> **AIM OF THE TASK**: Return every line of the records below verbatim, with no pictures in the copy.

— start TASK INPUTS —

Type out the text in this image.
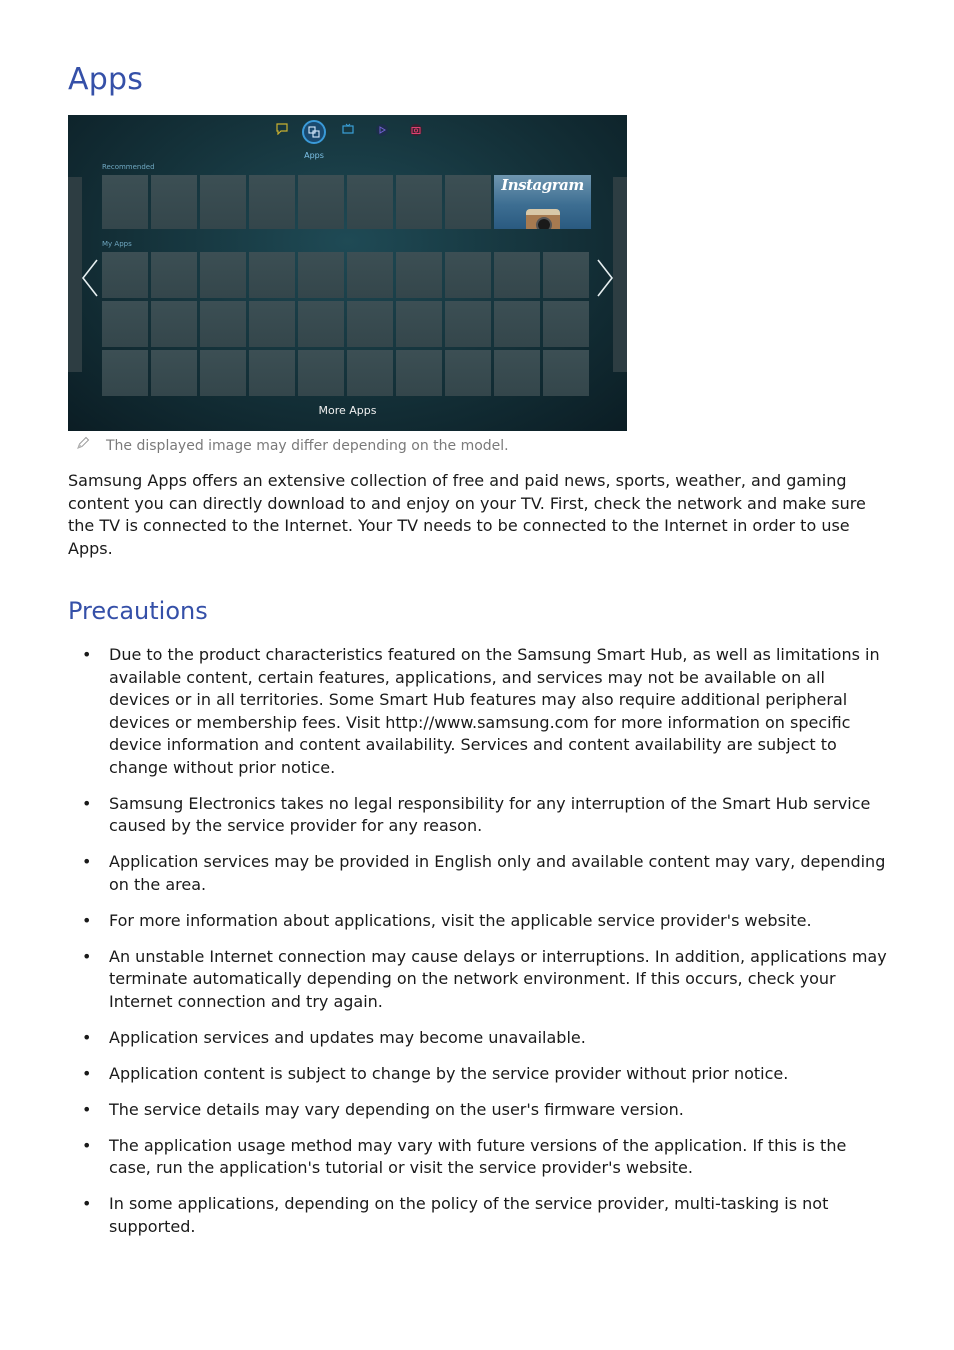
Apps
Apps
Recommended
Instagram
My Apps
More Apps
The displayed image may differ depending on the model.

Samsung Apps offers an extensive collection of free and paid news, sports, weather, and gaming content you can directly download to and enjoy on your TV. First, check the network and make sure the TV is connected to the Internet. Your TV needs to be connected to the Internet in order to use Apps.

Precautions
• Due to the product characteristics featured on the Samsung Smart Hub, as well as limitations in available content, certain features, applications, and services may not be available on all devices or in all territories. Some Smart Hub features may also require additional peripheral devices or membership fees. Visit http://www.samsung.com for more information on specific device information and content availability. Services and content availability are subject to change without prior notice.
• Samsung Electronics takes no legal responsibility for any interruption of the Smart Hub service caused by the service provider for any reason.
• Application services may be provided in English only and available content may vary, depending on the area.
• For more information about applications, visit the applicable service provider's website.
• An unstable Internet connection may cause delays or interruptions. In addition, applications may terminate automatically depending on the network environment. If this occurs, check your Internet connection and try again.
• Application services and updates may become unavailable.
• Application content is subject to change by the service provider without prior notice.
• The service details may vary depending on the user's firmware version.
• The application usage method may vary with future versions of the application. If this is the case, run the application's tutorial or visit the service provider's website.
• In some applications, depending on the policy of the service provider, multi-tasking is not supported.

— end TASK INPUTS —

> **REPLY TO THE TASK**:
Type out the text in this image.
Apps
Apps
Recommended
Instagram
My Apps
More Apps
The displayed image may differ depending on the model.

Samsung Apps offers an extensive collection of free and paid news, sports, weather, and gaming content you can directly download to and enjoy on your TV. First, check the network and make sure the TV is connected to the Internet. Your TV needs to be connected to the Internet in order to use Apps.

Precautions
• Due to the product characteristics featured on the Samsung Smart Hub, as well as limitations in available content, certain features, applications, and services may not be available on all devices or in all territories. Some Smart Hub features may also require additional peripheral devices or membership fees. Visit http://www.samsung.com for more information on specific device information and content availability. Services and content availability are subject to change without prior notice.
• Samsung Electronics takes no legal responsibility for any interruption of the Smart Hub service caused by the service provider for any reason.
• Application services may be provided in English only and available content may vary, depending on the area.
• For more information about applications, visit the applicable service provider's website.
• An unstable Internet connection may cause delays or interruptions. In addition, applications may terminate automatically depending on the network environment. If this occurs, check your Internet connection and try again.
• Application services and updates may become unavailable.
• Application content is subject to change by the service provider without prior notice.
• The service details may vary depending on the user's firmware version.
• The application usage method may vary with future versions of the application. If this is the case, run the application's tutorial or visit the service provider's website.
• In some applications, depending on the policy of the service provider, multi-tasking is not supported.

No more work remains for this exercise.